'''

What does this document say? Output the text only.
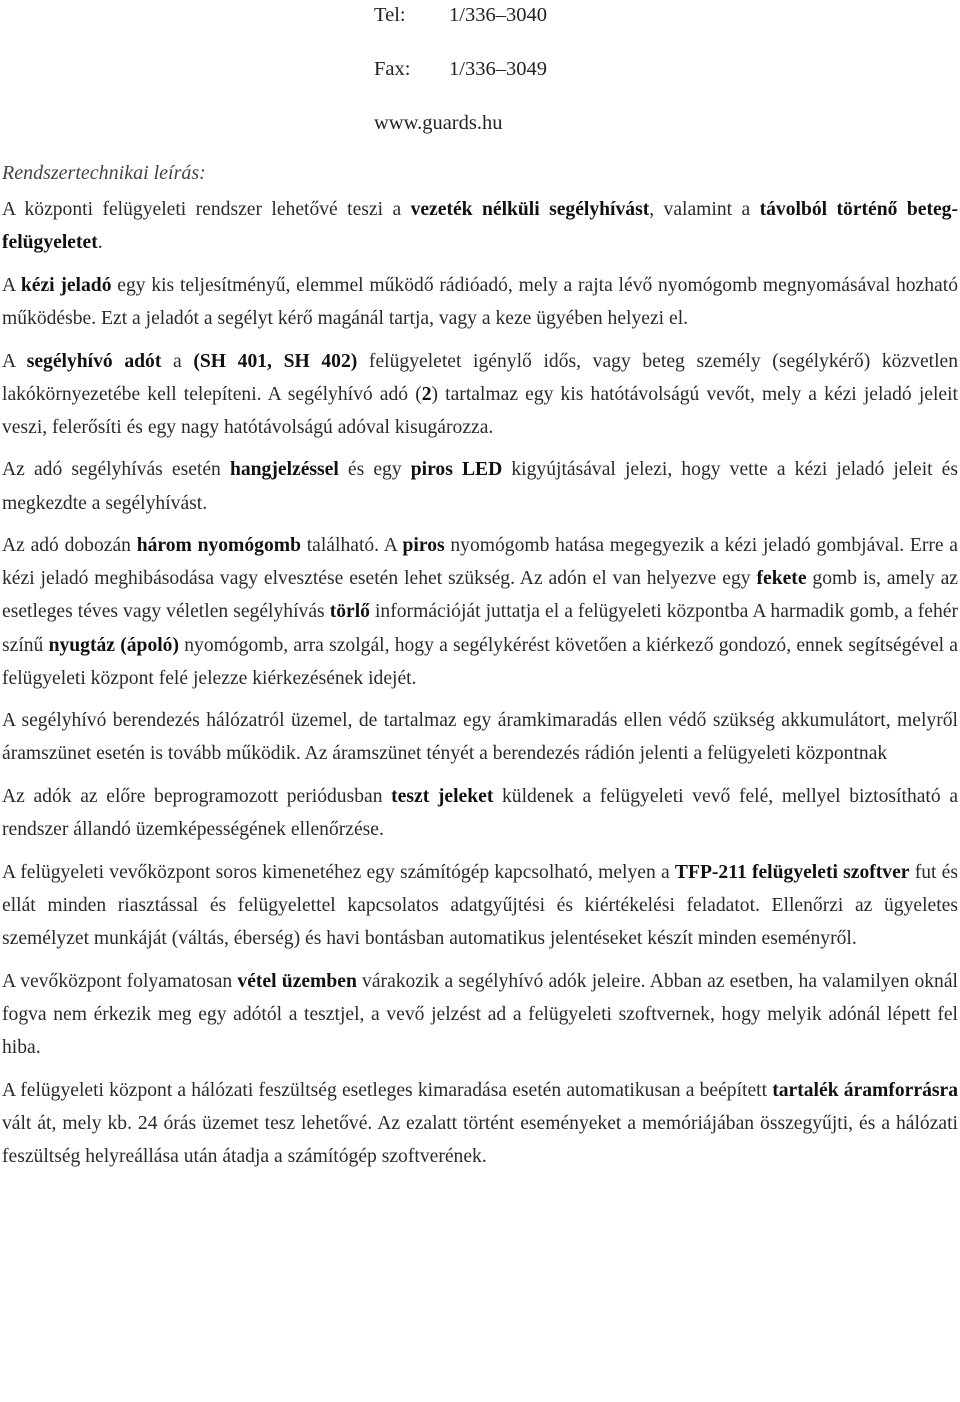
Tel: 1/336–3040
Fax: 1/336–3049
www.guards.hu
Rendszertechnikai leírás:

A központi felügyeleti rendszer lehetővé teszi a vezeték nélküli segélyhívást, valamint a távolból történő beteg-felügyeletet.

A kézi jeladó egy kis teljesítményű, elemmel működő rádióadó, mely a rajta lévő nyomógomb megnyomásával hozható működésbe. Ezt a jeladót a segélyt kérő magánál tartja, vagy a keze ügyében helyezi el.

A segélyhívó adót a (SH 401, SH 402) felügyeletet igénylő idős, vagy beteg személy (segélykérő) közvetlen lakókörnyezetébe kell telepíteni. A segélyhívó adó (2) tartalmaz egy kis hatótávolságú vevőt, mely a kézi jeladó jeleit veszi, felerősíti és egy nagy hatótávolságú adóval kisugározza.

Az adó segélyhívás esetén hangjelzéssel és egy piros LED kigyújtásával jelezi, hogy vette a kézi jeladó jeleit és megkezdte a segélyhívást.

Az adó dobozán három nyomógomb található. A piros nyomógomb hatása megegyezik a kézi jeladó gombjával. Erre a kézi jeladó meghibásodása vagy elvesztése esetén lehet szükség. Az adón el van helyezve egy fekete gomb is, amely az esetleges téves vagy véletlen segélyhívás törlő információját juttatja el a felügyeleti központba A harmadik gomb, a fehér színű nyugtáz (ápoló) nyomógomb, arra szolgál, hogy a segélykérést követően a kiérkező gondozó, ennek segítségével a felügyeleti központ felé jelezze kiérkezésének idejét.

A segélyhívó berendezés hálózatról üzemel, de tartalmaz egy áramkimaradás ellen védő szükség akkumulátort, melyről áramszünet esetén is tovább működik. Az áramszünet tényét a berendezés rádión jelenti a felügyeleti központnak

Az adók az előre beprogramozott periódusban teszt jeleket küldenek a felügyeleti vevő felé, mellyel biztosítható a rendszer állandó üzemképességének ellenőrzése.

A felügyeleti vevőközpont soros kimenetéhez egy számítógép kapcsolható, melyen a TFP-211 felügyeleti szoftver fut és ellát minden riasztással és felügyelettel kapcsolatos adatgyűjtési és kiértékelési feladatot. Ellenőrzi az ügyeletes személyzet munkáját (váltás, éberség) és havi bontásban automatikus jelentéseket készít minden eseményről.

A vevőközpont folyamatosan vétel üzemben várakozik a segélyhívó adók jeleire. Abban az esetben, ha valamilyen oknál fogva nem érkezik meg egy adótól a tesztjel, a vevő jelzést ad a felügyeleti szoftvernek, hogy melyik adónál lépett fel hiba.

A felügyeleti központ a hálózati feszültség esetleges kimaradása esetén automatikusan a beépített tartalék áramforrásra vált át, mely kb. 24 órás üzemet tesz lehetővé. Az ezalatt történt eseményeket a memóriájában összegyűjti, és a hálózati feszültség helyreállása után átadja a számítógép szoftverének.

'''
'''

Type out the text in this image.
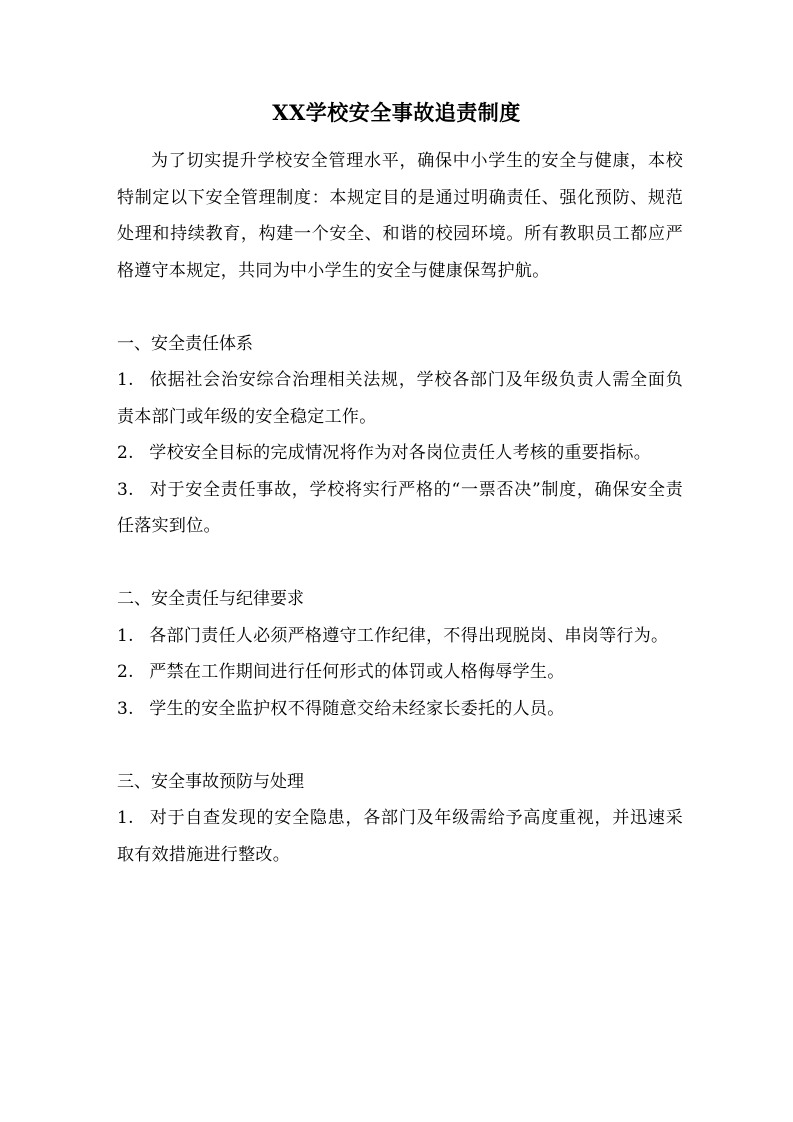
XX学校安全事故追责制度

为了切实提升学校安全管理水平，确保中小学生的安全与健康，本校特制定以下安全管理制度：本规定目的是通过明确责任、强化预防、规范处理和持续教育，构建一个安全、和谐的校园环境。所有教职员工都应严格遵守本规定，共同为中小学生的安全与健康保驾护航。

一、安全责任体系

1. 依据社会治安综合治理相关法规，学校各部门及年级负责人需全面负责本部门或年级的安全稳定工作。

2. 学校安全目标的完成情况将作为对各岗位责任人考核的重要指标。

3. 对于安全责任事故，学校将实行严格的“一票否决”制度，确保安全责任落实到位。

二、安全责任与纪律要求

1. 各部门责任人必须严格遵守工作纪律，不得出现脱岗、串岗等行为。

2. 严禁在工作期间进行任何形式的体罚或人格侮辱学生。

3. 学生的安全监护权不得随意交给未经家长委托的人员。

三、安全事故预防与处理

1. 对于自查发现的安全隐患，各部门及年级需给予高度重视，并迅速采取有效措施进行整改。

'''

__OBJECTIVE__: Copy out each line of the material that holds the word "jeleit".

__OUTPUT BELOW__:
A segélyhívó adót a (SH 401, SH 402) felügyeletet igénylő idős, vagy beteg személy (segélykérő) közvetlen lakókörnyezetébe kell telepíteni. A segélyhívó adó (2) tartalmaz egy kis hatótávolságú vevőt, mely a kézi jeladó jeleit veszi, felerősíti és egy nagy hatótávolságú adóval kisugározza.
Az adó segélyhívás esetén hangjelzéssel és egy piros LED kigyújtásával jelezi, hogy vette a kézi jeladó jeleit és megkezdte a segélyhívást.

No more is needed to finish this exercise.